======== Listed records

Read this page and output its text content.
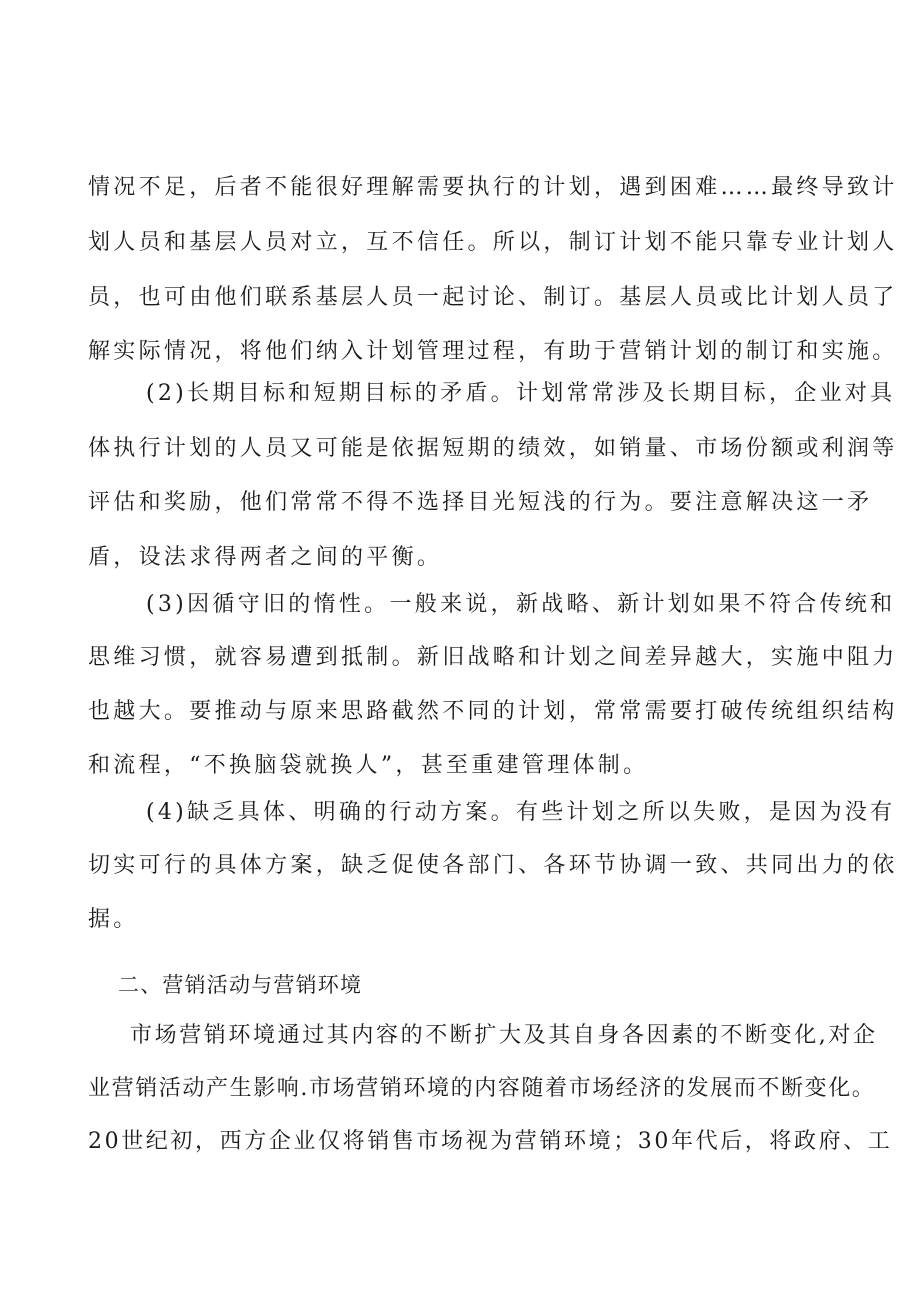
情况不足，后者不能很好理解需要执行的计划，遇到困难……最终导致计
划人员和基层人员对立，互不信任。所以，制订计划不能只靠专业计划人
员，也可由他们联系基层人员一起讨论、制订。基层人员或比计划人员了
解实际情况，将他们纳入计划管理过程，有助于营销计划的制订和实施。
(2)长期目标和短期目标的矛盾。计划常常涉及长期目标，企业对具
体执行计划的人员又可能是依据短期的绩效，如销量、市场份额或利润等
评估和奖励，他们常常不得不选择目光短浅的行为。要注意解决这一矛
盾，设法求得两者之间的平衡。
(3)因循守旧的惰性。一般来说，新战略、新计划如果不符合传统和
思维习惯，就容易遭到抵制。新旧战略和计划之间差异越大，实施中阻力
也越大。要推动与原来思路截然不同的计划，常常需要打破传统组织结构
和流程，“不换脑袋就换人”，甚至重建管理体制。
(4)缺乏具体、明确的行动方案。有些计划之所以失败，是因为没有
切实可行的具体方案，缺乏促使各部门、各环节协调一致、共同出力的依
据。
二、营销活动与营销环境
市场营销环境通过其内容的不断扩大及其自身各因素的不断变化,对企
业营销活动产生影响.市场营销环境的内容随着市场经济的发展而不断变化。
20世纪初，西方企业仅将销售市场视为营销环境；30年代后，将政府、工
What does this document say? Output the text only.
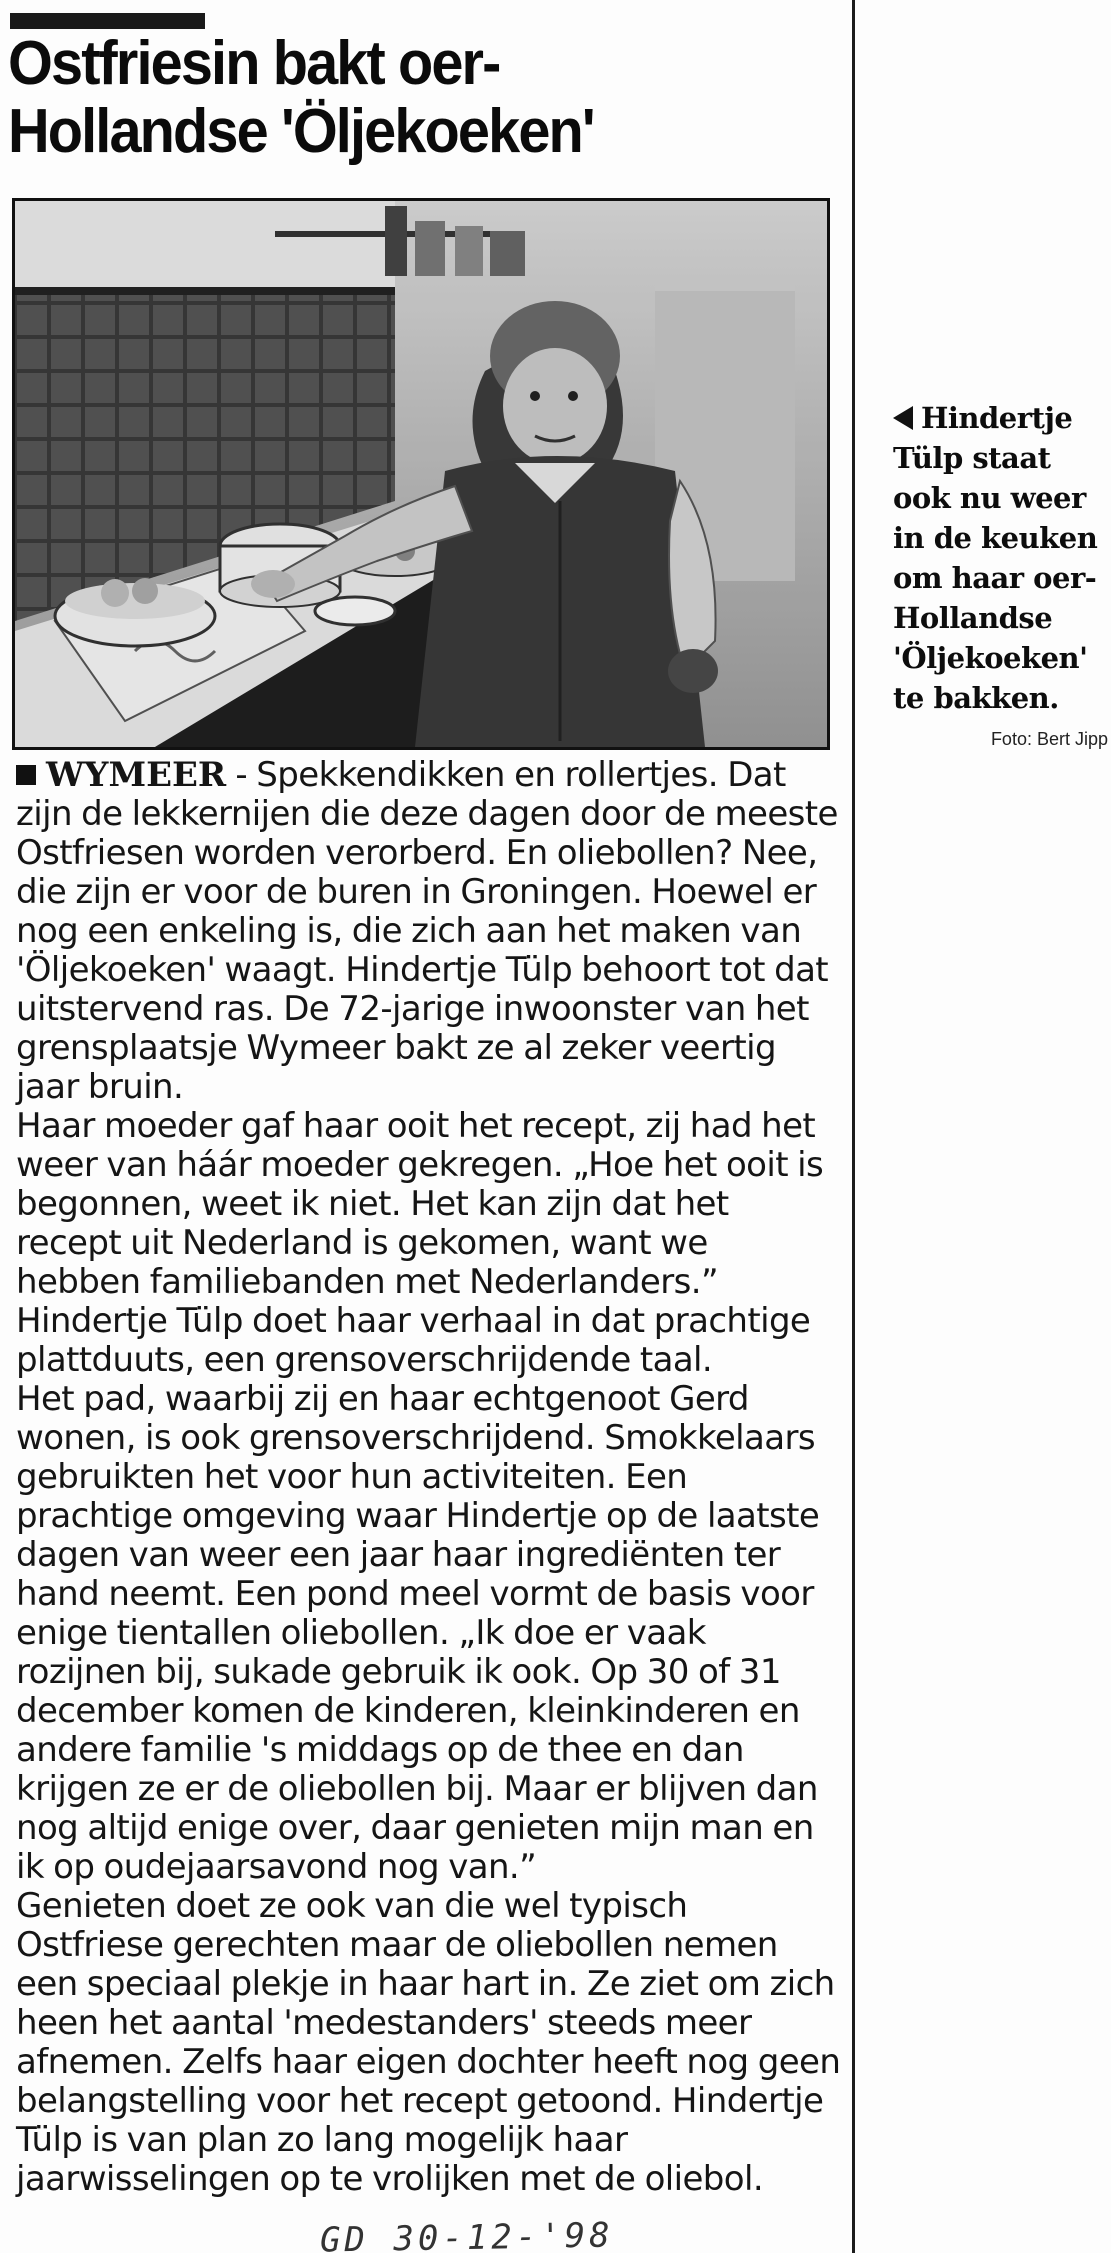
Ostfriesin bakt oer-
Hollandse 'Öljekoeken'
Hindertje
Tülp staat
ook nu weer
in de keuken
om haar oer-
Hollandse
'Öljekoeken'
te bakken.
Foto: Bert Jipp

WYMEER - Spekkendikken en rollertjes. Dat zijn de lekkernijen die deze dagen door de meeste Ostfriesen worden verorberd. En oliebollen? Nee, die zijn er voor de buren in Groningen. Hoewel er nog een enkeling is, die zich aan het maken van 'Öljekoeken' waagt. Hindertje Tülp behoort tot dat uitstervend ras. De 72-jarige inwoonster van het grensplaatsje Wymeer bakt ze al zeker veertig jaar bruin.

Haar moeder gaf haar ooit het recept, zij had het weer van háár moeder gekregen. „Hoe het ooit is begonnen, weet ik niet. Het kan zijn dat het recept uit Nederland is gekomen, want we hebben familiebanden met Nederlanders.” Hindertje Tülp doet haar verhaal in dat prachtige plattduuts, een grensoverschrijdende taal.

Het pad, waarbij zij en haar echtgenoot Gerd wonen, is ook grensoverschrijdend. Smokkelaars gebruikten het voor hun activiteiten. Een prachtige omgeving waar Hindertje op de laatste dagen van weer een jaar haar ingrediënten ter hand neemt. Een pond meel vormt de basis voor enige tientallen oliebollen. „Ik doe er vaak rozijnen bij, sukade gebruik ik ook. Op 30 of 31 december komen de kinderen, kleinkinderen en andere familie 's middags op de thee en dan krijgen ze er de oliebollen bij. Maar er blijven dan nog altijd enige over, daar genieten mijn man en ik op oudejaarsavond nog van.”

Genieten doet ze ook van die wel typisch Ostfriese gerechten maar de oliebollen nemen een speciaal plekje in haar hart in. Ze ziet om zich heen het aantal 'medestanders' steeds meer afnemen. Zelfs haar eigen dochter heeft nog geen belangstelling voor het recept getoond. Hindertje Tülp is van plan zo lang mogelijk haar jaarwisselingen op te vrolijken met de oliebol.

GD 30-12-'98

================

### [Exercise goal]
Exactly reproduce each record, leaving out any pictures.

### [Reply to the exercise]
Read this page and output its text content.
情况不足，后者不能很好理解需要执行的计划，遇到困难……最终导致计
划人员和基层人员对立，互不信任。所以，制订计划不能只靠专业计划人
员，也可由他们联系基层人员一起讨论、制订。基层人员或比计划人员了
解实际情况，将他们纳入计划管理过程，有助于营销计划的制订和实施。
(2)长期目标和短期目标的矛盾。计划常常涉及长期目标，企业对具
体执行计划的人员又可能是依据短期的绩效，如销量、市场份额或利润等
评估和奖励，他们常常不得不选择目光短浅的行为。要注意解决这一矛
盾，设法求得两者之间的平衡。
(3)因循守旧的惰性。一般来说，新战略、新计划如果不符合传统和
思维习惯，就容易遭到抵制。新旧战略和计划之间差异越大，实施中阻力
也越大。要推动与原来思路截然不同的计划，常常需要打破传统组织结构
和流程，“不换脑袋就换人”，甚至重建管理体制。
(4)缺乏具体、明确的行动方案。有些计划之所以失败，是因为没有
切实可行的具体方案，缺乏促使各部门、各环节协调一致、共同出力的依
据。
二、营销活动与营销环境
市场营销环境通过其内容的不断扩大及其自身各因素的不断变化,对企
业营销活动产生影响.市场营销环境的内容随着市场经济的发展而不断变化。
20世纪初，西方企业仅将销售市场视为营销环境；30年代后，将政府、工
What does this document say? Output the text only.
Ostfriesin bakt oer-
Hollandse 'Öljekoeken'
Hindertje
Tülp staat
ook nu weer
in de keuken
om haar oer-
Hollandse
'Öljekoeken'
te bakken.
Foto: Bert Jipp

WYMEER - Spekkendikken en rollertjes. Dat zijn de lekkernijen die deze dagen door de meeste Ostfriesen worden verorberd. En oliebollen? Nee, die zijn er voor de buren in Groningen. Hoewel er nog een enkeling is, die zich aan het maken van 'Öljekoeken' waagt. Hindertje Tülp behoort tot dat uitstervend ras. De 72-jarige inwoonster van het grensplaatsje Wymeer bakt ze al zeker veertig jaar bruin.

Haar moeder gaf haar ooit het recept, zij had het weer van háár moeder gekregen. „Hoe het ooit is begonnen, weet ik niet. Het kan zijn dat het recept uit Nederland is gekomen, want we hebben familiebanden met Nederlanders.” Hindertje Tülp doet haar verhaal in dat prachtige plattduuts, een grensoverschrijdende taal.

Het pad, waarbij zij en haar echtgenoot Gerd wonen, is ook grensoverschrijdend. Smokkelaars gebruikten het voor hun activiteiten. Een prachtige omgeving waar Hindertje op de laatste dagen van weer een jaar haar ingrediënten ter hand neemt. Een pond meel vormt de basis voor enige tientallen oliebollen. „Ik doe er vaak rozijnen bij, sukade gebruik ik ook. Op 30 of 31 december komen de kinderen, kleinkinderen en andere familie 's middags op de thee en dan krijgen ze er de oliebollen bij. Maar er blijven dan nog altijd enige over, daar genieten mijn man en ik op oudejaarsavond nog van.”

Genieten doet ze ook van die wel typisch Ostfriese gerechten maar de oliebollen nemen een speciaal plekje in haar hart in. Ze ziet om zich heen het aantal 'medestanders' steeds meer afnemen. Zelfs haar eigen dochter heeft nog geen belangstelling voor het recept getoond. Hindertje Tülp is van plan zo lang mogelijk haar jaarwisselingen op te vrolijken met de oliebol.

GD 30-12-'98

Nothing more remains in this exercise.